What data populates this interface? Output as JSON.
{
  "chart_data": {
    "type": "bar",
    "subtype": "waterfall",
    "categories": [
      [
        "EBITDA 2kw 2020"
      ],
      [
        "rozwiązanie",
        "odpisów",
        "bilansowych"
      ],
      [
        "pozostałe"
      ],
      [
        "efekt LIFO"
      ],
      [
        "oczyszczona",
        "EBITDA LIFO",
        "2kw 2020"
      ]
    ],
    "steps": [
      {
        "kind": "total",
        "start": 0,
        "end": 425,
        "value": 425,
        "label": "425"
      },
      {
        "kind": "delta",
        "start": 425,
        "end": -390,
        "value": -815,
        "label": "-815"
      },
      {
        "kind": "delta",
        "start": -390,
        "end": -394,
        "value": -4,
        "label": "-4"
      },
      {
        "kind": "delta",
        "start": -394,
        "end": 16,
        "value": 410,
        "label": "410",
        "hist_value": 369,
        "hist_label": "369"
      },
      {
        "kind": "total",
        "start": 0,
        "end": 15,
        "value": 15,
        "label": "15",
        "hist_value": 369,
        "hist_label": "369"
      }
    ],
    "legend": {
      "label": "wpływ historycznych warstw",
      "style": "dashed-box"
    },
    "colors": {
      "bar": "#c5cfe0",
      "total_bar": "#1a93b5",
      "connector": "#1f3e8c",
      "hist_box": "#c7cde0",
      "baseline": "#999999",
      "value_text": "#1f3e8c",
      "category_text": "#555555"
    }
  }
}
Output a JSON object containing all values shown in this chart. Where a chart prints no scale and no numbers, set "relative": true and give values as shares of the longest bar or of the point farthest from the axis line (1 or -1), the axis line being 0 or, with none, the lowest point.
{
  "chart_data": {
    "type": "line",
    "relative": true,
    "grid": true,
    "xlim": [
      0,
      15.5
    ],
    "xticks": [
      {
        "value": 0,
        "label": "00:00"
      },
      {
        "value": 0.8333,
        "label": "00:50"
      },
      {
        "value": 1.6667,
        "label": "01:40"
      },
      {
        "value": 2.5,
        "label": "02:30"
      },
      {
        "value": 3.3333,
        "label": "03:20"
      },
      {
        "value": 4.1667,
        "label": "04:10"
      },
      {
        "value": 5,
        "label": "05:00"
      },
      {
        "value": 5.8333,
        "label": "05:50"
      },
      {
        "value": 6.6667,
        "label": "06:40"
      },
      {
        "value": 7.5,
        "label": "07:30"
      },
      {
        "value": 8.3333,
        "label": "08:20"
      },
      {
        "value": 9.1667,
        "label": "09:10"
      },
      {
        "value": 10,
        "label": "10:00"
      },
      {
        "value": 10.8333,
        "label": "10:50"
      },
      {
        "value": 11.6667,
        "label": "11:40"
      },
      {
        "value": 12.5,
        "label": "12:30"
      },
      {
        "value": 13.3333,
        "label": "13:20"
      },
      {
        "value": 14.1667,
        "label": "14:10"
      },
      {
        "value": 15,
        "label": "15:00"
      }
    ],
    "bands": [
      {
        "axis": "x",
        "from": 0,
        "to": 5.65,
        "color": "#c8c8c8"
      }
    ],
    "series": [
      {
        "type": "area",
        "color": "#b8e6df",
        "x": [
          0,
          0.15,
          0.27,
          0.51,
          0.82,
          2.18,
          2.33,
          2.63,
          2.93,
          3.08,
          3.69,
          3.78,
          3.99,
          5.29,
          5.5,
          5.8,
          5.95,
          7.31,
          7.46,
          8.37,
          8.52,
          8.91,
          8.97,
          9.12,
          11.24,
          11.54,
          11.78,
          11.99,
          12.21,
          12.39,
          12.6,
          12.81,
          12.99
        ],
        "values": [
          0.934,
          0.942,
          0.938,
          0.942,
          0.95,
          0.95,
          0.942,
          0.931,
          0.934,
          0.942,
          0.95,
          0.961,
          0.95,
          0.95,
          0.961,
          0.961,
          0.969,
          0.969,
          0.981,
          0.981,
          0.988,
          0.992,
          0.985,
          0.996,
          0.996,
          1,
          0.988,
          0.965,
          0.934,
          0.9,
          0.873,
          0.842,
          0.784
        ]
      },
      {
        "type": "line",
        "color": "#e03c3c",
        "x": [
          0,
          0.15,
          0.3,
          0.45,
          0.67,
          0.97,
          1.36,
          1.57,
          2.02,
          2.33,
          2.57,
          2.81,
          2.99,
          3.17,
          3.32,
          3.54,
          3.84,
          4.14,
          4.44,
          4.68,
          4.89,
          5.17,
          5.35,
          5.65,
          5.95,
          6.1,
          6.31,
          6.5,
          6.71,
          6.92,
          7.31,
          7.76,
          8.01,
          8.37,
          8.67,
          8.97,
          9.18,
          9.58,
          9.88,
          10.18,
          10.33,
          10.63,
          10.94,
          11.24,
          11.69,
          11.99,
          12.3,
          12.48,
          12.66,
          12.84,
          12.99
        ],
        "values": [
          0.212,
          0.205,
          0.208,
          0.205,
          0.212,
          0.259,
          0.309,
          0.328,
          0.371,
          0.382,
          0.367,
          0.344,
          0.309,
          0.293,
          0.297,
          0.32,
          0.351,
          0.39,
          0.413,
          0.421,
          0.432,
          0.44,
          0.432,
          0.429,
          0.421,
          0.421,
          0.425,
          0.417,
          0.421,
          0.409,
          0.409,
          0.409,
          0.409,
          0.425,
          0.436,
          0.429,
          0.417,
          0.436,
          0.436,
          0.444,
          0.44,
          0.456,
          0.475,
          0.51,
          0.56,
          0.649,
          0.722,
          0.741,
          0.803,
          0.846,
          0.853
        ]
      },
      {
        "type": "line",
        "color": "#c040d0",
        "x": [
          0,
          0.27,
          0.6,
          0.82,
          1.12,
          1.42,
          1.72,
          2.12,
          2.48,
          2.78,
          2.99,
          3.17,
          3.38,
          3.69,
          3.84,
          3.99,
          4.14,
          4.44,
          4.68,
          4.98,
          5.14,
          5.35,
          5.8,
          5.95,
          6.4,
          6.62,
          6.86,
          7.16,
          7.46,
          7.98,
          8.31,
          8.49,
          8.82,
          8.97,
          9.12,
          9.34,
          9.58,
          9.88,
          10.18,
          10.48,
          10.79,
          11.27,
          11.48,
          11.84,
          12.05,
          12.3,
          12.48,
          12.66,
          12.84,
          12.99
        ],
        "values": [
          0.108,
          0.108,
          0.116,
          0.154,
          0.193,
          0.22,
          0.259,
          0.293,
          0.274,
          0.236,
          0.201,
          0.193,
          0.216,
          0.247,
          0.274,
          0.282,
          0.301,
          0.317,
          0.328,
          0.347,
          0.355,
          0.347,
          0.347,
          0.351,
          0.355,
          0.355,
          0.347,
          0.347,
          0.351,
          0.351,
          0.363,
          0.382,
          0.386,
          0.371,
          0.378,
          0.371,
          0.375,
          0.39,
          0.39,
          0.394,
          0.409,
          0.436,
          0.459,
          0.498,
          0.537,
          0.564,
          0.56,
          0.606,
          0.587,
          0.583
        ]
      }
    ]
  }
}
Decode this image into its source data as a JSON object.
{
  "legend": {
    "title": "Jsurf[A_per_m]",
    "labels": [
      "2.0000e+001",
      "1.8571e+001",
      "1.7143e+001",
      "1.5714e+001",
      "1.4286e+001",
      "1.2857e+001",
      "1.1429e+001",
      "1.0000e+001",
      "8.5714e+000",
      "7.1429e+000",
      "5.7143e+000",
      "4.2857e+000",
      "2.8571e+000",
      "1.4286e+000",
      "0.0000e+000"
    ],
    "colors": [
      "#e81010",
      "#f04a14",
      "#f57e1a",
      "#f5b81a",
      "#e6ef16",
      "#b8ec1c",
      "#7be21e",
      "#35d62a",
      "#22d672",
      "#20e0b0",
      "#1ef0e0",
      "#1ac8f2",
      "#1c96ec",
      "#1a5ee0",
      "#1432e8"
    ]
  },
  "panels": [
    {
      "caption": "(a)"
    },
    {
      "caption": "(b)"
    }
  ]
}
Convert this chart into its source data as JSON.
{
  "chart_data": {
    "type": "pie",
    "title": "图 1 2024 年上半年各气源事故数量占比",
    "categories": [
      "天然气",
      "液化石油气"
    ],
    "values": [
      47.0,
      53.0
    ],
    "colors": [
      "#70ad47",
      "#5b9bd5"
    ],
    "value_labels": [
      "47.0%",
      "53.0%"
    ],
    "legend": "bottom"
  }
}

____________________

### The task
Repeat exactly the lines from the line containing "Convert this chart" through the last line of the records above, including both, and nothing else.

### Problem solution
Convert this chart into its source data as JSON.
{
  "chart_data": {
    "type": "pie",
    "title": "图 1 2024 年上半年各气源事故数量占比",
    "categories": [
      "天然气",
      "液化石油气"
    ],
    "values": [
      47.0,
      53.0
    ],
    "colors": [
      "#70ad47",
      "#5b9bd5"
    ],
    "value_labels": [
      "47.0%",
      "53.0%"
    ],
    "legend": "bottom"
  }
}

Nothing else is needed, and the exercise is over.